** START OF DATA IN THIS EXERCISE **
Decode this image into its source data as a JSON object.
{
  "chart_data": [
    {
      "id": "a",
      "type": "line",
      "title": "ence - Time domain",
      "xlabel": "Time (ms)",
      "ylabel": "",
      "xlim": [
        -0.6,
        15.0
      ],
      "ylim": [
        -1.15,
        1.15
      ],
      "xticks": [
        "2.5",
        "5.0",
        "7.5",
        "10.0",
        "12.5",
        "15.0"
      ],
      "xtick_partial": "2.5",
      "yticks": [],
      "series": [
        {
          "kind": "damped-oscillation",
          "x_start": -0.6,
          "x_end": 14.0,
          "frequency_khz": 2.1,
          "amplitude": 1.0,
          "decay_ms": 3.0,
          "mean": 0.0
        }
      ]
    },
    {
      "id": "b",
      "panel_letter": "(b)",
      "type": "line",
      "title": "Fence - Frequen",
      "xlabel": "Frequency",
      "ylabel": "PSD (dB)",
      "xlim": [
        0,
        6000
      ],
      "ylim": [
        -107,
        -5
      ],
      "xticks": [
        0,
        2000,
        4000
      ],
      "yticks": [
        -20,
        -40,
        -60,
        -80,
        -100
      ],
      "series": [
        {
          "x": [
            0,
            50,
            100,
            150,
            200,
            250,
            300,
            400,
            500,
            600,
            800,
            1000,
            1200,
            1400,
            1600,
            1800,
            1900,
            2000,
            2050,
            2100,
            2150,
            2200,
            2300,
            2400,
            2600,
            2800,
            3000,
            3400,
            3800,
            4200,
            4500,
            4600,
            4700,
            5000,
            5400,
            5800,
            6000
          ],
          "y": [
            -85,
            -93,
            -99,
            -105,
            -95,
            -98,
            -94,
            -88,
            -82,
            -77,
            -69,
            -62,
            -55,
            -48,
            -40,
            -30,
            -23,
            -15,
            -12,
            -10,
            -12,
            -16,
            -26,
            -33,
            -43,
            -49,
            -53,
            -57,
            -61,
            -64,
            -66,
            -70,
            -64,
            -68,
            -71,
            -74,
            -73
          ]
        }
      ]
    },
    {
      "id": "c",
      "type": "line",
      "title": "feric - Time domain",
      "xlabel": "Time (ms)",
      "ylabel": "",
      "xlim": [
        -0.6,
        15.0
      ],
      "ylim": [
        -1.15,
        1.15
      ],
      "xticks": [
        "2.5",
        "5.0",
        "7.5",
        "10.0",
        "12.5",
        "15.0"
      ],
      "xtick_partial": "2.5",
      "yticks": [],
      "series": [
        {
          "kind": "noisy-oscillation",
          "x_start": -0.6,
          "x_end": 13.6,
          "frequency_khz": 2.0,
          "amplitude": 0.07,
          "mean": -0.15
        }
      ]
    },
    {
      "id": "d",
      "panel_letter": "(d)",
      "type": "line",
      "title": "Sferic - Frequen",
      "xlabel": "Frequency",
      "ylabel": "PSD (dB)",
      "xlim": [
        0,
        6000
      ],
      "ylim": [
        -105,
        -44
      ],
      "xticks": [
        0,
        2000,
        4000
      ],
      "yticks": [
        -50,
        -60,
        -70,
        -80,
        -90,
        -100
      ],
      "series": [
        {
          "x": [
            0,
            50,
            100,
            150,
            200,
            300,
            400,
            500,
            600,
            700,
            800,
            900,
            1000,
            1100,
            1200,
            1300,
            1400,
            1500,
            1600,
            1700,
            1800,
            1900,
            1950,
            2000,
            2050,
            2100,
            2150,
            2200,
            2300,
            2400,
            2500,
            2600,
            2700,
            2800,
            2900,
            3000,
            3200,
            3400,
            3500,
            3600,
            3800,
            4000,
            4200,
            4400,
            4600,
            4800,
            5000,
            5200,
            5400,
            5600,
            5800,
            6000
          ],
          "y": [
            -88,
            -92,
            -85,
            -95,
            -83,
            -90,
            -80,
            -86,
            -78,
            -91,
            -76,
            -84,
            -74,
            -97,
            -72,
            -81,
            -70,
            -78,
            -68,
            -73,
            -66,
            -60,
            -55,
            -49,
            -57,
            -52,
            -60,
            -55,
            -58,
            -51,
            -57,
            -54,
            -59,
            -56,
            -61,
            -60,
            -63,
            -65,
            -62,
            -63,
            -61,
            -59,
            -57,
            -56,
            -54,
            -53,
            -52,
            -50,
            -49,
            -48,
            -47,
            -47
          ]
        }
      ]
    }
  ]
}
** END OF DATA IN THIS EXERCISE **
Using the listing above, locate the lines that hold "kind" and copy each one.

          "kind": "damped-oscillation",
          "kind": "noisy-oscillation",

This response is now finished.